=== Texte source ===
En une semaine intense, le président Romuald Wadagni a effectué sa première mission officielle hors du Bénin, marquant une nouvelle orientation diplomatique. Son périple l’a mené à Abuja, Niamey et Ouagadougou, avec un objectif clair : retisser les liens de la coopération sous-régionale, fragilisés depuis 2023 par les crises sécuritaires et les tensions politiques persistantes.
Au cœur des échanges de cette tournée diplomatique se trouvaient la sécurité et le commerce, des piliers essentiels pour la stabilité régionale. L’initiative de Romuald Wadagni visait d’abord à rétablir un dialogue direct avec les dirigeants du Nigéria, du Niger et du Burkina Faso. À Abuja, les discussions ont principalement porté sur les enjeux économiques et sécuritaires. Le Nigéria, premier partenaire commercial du Bénin, joue également un rôle prépondérant dans la lutte contre les groupes armés actifs dans le bassin du lac Tchad. Le président Wadagni a souligné l’impératif de fluidifier le corridor Lagos-Cotonou, dont les entraves actuelles impactent négativement les économies des deux nations.
Les étapes de Niamey et Ouagadougou ont mis l’accent sur une coordination transfrontalière renforcée. Face aux incursions djihadistes dans les régions de l’Atacora et de l’Alibori, une réponse isolée du Bénin est devenue inefficace. La reprise des partages de renseignements et la réouverture progressive des échanges commerciaux ont constitué les points centraux de ces discussions concrètes.
L’approche de Wadagni se distingue par son pragmatisme, privilégiant la résolution des problèmes communs plutôt que les alliances politiques. Cette posture marque une rupture avec la période antérieure, où les relations diplomatiques étaient souvent conditionnées par les positions concernant la CEDEAO et les transitions militaires en cours.
Les défis d’une coopération complexe et nuancée
Cette initiative audacieuse comporte des risques. Les trois nations visitées présentent des statuts divers au sein des institutions régionales. Tandis que le Nigéria demeure un membre influent de la CEDEAO, le Niger et le Burkina Faso ont choisi de se retirer pour former l’Alliance des États du Sahel (AES).
=== Données extraites ===
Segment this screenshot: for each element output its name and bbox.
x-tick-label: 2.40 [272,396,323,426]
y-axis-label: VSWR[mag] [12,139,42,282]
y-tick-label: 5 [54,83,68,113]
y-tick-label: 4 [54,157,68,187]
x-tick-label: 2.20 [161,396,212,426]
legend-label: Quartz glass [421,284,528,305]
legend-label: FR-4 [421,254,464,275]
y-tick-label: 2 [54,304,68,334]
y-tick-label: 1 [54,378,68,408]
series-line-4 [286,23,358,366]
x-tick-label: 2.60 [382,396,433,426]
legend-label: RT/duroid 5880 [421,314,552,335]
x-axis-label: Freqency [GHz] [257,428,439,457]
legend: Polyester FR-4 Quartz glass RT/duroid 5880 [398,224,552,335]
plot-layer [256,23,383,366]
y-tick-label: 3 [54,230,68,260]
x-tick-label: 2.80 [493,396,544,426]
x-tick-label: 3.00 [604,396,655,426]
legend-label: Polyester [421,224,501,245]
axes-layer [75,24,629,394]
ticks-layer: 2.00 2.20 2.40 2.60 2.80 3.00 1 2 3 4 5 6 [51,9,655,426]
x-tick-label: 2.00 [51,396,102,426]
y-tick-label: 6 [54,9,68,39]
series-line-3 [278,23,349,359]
===
- Consigne A -
Répondez aux questions suivantes d'après le texte sur la tournée de Romuald Wadagni :
(i) Quelles capitales le président a-t-il visitées ?
(ii) Quel corridor a-t-il jugé impératif de fluidifier ?
(iii) Quelle alliance le Niger et le Burkina Faso ont-ils formée ?
- Consigne B -
Résumez en deux phrases le texte sur la tournée de Romuald Wadagni.
- Consigne C -
Prolongez le texte sur la tournée de Romuald Wadagni à la suite de sa dernière phrase.

- Réponse attendue A -
(i) Abuja, Niamey et Ouagadougou.
(ii) Le corridor Lagos-Cotonou.
(iii) L'Alliance des États du Sahel (AES).

- Réponse attendue B -
Pour sa première mission officielle hors du Bénin, le président Romuald Wadagni s'est rendu à Abuja, Niamey et Ouagadougou afin de retisser la coopération sous-régionale, en plaçant la sécurité et le commerce au cœur des échanges. Son approche pragmatique marque une rupture avec la période antérieure, mais comporte des risques, car le Nigéria demeure membre de la CEDEAO alors que le Niger et le Burkina Faso s'en sont retirés pour former l'AES.

- Réponse attendue C -
Pour le Bénin, la mission est délicate : faire dialoguer ces entités sans endosser le rôle de médiateur officiel. Il s’agit de maintenir sa crédibilité auprès de la CEDEAO et de ses partenaires occidentaux, tout en évitant l’isolement de voisins avec lesquels le Bénin partage plus de 700 kilomètres de frontières et des interactions humaines quotidiennes.
Le second défi majeur réside dans la sécurité. L’efficacité des accords bilatéraux dépendra de l’équipement logistique et d’un cadre juridique clair pour les unités mixtes de patrouille. Les populations des zones frontalières attendent avant tout la réouverture des marchés et la sécurisation des axes ruraux.
Perspectives : vers un axe Bénin-Sahel fondé sur le pragmatisme ?
Le président Wadagni semble privilégier une diplomatie axée sur des projets concrets. Plutôt que de tenter de résoudre immédiatement les divergences politiques profondes, il opte pour des accords techniques dans des domaines tels que l’eau, l’énergie et la mobilité transfrontalière. L’objectif est de créer des intérêts partagés suffisamment tangibles pour rendre un éventuel désengagement coûteux pour chaque partie.
Si cette stratégie porte ses fruits avec des réalisations visibles d’ici la fin de l’année 2027, le Bénin pourrait retrouver un rôle de facilitateur essentiel dans la sous-région. Le revers de la médaille serait de s’enliser dans des négociations sans impact réel sur le terrain, tandis que la menace sécuritaire continuerait de s’intensifier.
Le véritable test de cette approche sera la concrétisation des engagements pris à Niamey et Ouagadougou concernant la sécurisation du corridor Nord. Sans avancées significatives avant la fin de l’année, la crédibilité de ce discours pragmatique risque de s’éroder.